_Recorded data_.
********
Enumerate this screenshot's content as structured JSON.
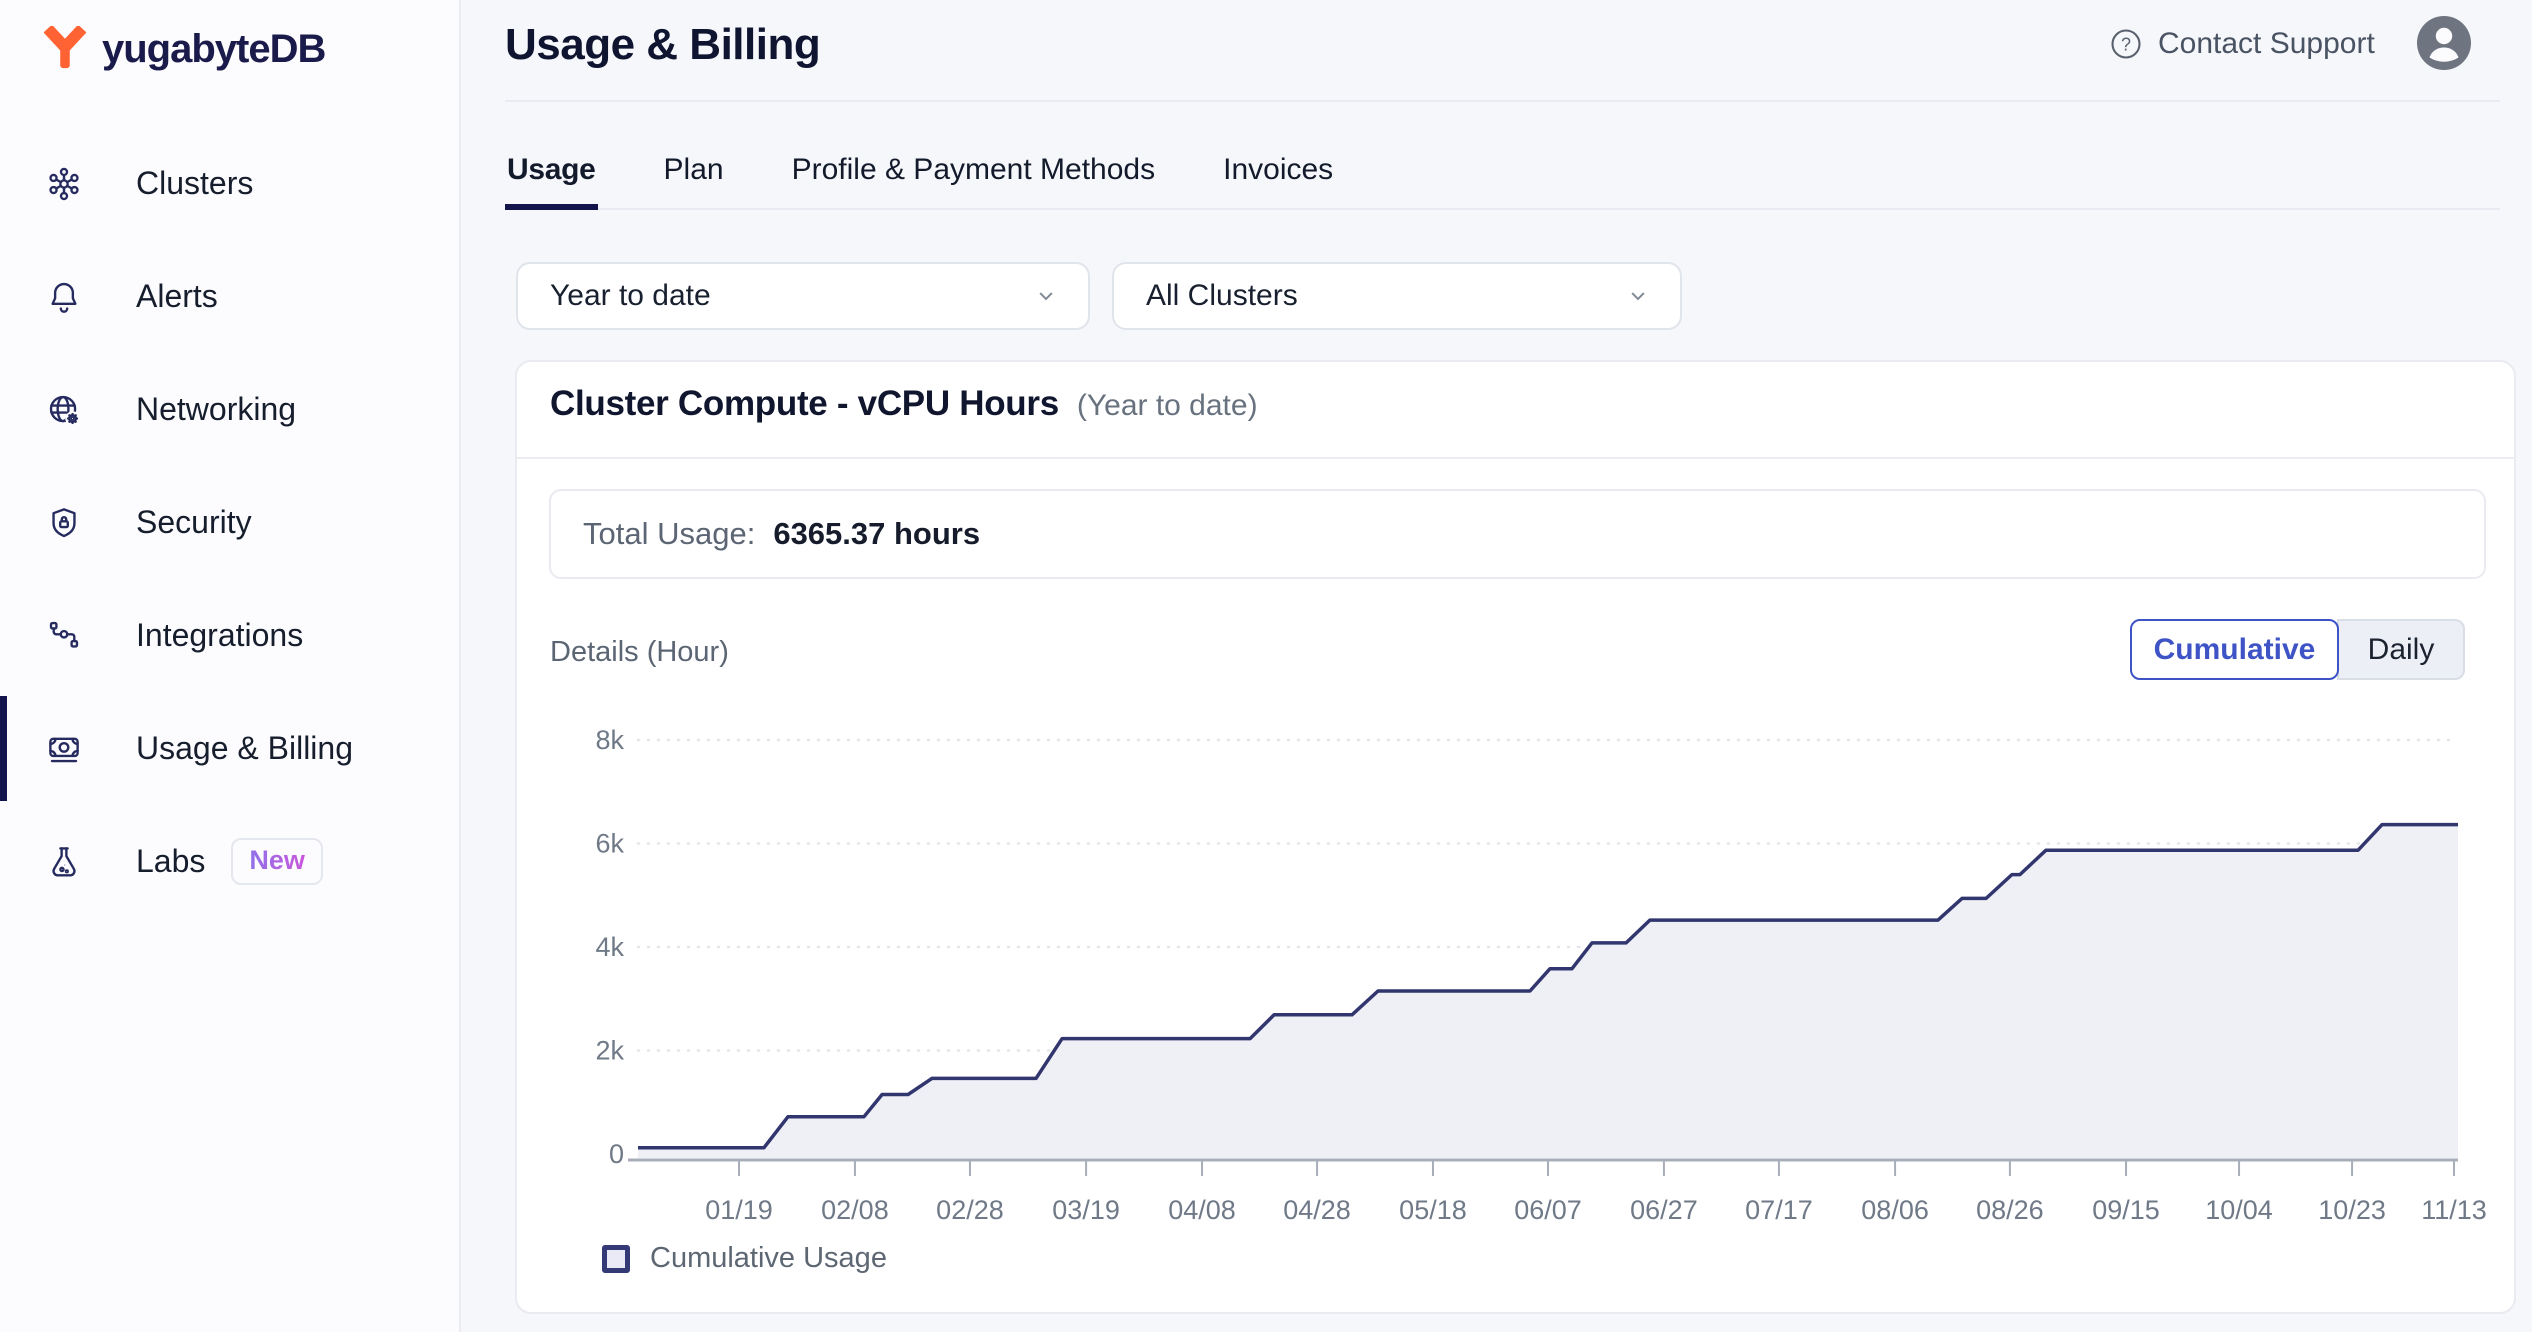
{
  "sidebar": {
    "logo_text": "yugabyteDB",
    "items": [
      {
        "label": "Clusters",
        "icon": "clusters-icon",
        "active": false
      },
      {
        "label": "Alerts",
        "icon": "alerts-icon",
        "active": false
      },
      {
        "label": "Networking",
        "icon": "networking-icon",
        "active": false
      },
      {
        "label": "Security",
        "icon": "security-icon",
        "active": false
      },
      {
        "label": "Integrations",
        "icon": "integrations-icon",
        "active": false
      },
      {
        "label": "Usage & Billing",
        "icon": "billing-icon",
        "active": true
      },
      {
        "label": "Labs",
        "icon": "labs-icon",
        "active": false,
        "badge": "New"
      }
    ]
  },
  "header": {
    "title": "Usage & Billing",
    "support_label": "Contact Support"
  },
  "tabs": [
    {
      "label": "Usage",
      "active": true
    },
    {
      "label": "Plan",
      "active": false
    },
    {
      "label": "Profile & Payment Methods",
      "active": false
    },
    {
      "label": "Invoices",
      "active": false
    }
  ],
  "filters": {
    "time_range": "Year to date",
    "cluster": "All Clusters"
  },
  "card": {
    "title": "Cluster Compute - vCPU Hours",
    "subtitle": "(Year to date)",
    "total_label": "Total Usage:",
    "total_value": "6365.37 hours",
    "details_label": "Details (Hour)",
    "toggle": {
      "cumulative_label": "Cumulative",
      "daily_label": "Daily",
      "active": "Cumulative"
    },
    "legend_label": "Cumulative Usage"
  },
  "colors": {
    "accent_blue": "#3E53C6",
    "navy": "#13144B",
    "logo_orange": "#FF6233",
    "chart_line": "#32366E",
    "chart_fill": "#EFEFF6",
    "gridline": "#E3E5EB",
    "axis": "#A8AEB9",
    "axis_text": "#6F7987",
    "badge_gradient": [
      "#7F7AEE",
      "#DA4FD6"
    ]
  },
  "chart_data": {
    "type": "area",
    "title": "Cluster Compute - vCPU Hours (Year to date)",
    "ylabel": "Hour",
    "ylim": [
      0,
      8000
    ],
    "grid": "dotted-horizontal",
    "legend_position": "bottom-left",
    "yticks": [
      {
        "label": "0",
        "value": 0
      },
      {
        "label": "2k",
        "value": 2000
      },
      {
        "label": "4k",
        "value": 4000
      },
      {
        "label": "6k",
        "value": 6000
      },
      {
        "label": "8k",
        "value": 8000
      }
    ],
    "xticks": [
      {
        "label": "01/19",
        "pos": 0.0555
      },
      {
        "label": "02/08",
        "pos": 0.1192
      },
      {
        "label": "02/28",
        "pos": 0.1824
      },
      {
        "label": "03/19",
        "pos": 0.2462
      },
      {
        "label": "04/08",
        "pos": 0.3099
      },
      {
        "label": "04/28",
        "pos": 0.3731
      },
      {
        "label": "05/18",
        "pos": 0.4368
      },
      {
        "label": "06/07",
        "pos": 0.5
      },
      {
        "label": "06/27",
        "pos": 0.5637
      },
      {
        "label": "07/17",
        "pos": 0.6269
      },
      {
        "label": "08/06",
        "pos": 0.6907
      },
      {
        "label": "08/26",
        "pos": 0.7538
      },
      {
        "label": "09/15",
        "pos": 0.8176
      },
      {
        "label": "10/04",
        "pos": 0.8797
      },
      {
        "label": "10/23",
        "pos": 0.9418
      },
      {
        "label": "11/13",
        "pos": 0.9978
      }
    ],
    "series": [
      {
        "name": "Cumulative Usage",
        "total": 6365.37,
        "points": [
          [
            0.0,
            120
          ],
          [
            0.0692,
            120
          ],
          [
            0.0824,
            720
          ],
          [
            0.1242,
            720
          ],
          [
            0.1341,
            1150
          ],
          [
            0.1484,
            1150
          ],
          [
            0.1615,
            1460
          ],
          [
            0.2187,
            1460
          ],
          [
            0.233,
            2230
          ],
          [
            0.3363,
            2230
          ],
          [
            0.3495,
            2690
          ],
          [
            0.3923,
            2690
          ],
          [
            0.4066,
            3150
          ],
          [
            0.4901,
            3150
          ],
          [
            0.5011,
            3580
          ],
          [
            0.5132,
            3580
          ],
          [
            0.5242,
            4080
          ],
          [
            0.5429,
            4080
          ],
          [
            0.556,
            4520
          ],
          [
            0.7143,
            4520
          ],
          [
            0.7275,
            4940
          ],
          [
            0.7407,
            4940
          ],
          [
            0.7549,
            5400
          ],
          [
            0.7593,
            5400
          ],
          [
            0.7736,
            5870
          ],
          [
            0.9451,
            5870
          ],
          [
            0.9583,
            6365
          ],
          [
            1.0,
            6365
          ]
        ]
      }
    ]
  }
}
********
_PROBLEM DETAILS_.
Repeat the records above exactly, leaving out the pictures.

_OUTPUT_.
Enumerate this screenshot's content as structured JSON.
{
  "sidebar": {
    "logo_text": "yugabyteDB",
    "items": [
      {
        "label": "Clusters",
        "icon": "clusters-icon",
        "active": false
      },
      {
        "label": "Alerts",
        "icon": "alerts-icon",
        "active": false
      },
      {
        "label": "Networking",
        "icon": "networking-icon",
        "active": false
      },
      {
        "label": "Security",
        "icon": "security-icon",
        "active": false
      },
      {
        "label": "Integrations",
        "icon": "integrations-icon",
        "active": false
      },
      {
        "label": "Usage & Billing",
        "icon": "billing-icon",
        "active": true
      },
      {
        "label": "Labs",
        "icon": "labs-icon",
        "active": false,
        "badge": "New"
      }
    ]
  },
  "header": {
    "title": "Usage & Billing",
    "support_label": "Contact Support"
  },
  "tabs": [
    {
      "label": "Usage",
      "active": true
    },
    {
      "label": "Plan",
      "active": false
    },
    {
      "label": "Profile & Payment Methods",
      "active": false
    },
    {
      "label": "Invoices",
      "active": false
    }
  ],
  "filters": {
    "time_range": "Year to date",
    "cluster": "All Clusters"
  },
  "card": {
    "title": "Cluster Compute - vCPU Hours",
    "subtitle": "(Year to date)",
    "total_label": "Total Usage:",
    "total_value": "6365.37 hours",
    "details_label": "Details (Hour)",
    "toggle": {
      "cumulative_label": "Cumulative",
      "daily_label": "Daily",
      "active": "Cumulative"
    },
    "legend_label": "Cumulative Usage"
  },
  "colors": {
    "accent_blue": "#3E53C6",
    "navy": "#13144B",
    "logo_orange": "#FF6233",
    "chart_line": "#32366E",
    "chart_fill": "#EFEFF6",
    "gridline": "#E3E5EB",
    "axis": "#A8AEB9",
    "axis_text": "#6F7987",
    "badge_gradient": [
      "#7F7AEE",
      "#DA4FD6"
    ]
  },
  "chart_data": {
    "type": "area",
    "title": "Cluster Compute - vCPU Hours (Year to date)",
    "ylabel": "Hour",
    "ylim": [
      0,
      8000
    ],
    "grid": "dotted-horizontal",
    "legend_position": "bottom-left",
    "yticks": [
      {
        "label": "0",
        "value": 0
      },
      {
        "label": "2k",
        "value": 2000
      },
      {
        "label": "4k",
        "value": 4000
      },
      {
        "label": "6k",
        "value": 6000
      },
      {
        "label": "8k",
        "value": 8000
      }
    ],
    "xticks": [
      {
        "label": "01/19",
        "pos": 0.0555
      },
      {
        "label": "02/08",
        "pos": 0.1192
      },
      {
        "label": "02/28",
        "pos": 0.1824
      },
      {
        "label": "03/19",
        "pos": 0.2462
      },
      {
        "label": "04/08",
        "pos": 0.3099
      },
      {
        "label": "04/28",
        "pos": 0.3731
      },
      {
        "label": "05/18",
        "pos": 0.4368
      },
      {
        "label": "06/07",
        "pos": 0.5
      },
      {
        "label": "06/27",
        "pos": 0.5637
      },
      {
        "label": "07/17",
        "pos": 0.6269
      },
      {
        "label": "08/06",
        "pos": 0.6907
      },
      {
        "label": "08/26",
        "pos": 0.7538
      },
      {
        "label": "09/15",
        "pos": 0.8176
      },
      {
        "label": "10/04",
        "pos": 0.8797
      },
      {
        "label": "10/23",
        "pos": 0.9418
      },
      {
        "label": "11/13",
        "pos": 0.9978
      }
    ],
    "series": [
      {
        "name": "Cumulative Usage",
        "total": 6365.37,
        "points": [
          [
            0.0,
            120
          ],
          [
            0.0692,
            120
          ],
          [
            0.0824,
            720
          ],
          [
            0.1242,
            720
          ],
          [
            0.1341,
            1150
          ],
          [
            0.1484,
            1150
          ],
          [
            0.1615,
            1460
          ],
          [
            0.2187,
            1460
          ],
          [
            0.233,
            2230
          ],
          [
            0.3363,
            2230
          ],
          [
            0.3495,
            2690
          ],
          [
            0.3923,
            2690
          ],
          [
            0.4066,
            3150
          ],
          [
            0.4901,
            3150
          ],
          [
            0.5011,
            3580
          ],
          [
            0.5132,
            3580
          ],
          [
            0.5242,
            4080
          ],
          [
            0.5429,
            4080
          ],
          [
            0.556,
            4520
          ],
          [
            0.7143,
            4520
          ],
          [
            0.7275,
            4940
          ],
          [
            0.7407,
            4940
          ],
          [
            0.7549,
            5400
          ],
          [
            0.7593,
            5400
          ],
          [
            0.7736,
            5870
          ],
          [
            0.9451,
            5870
          ],
          [
            0.9583,
            6365
          ],
          [
            1.0,
            6365
          ]
        ]
      }
    ]
  }
}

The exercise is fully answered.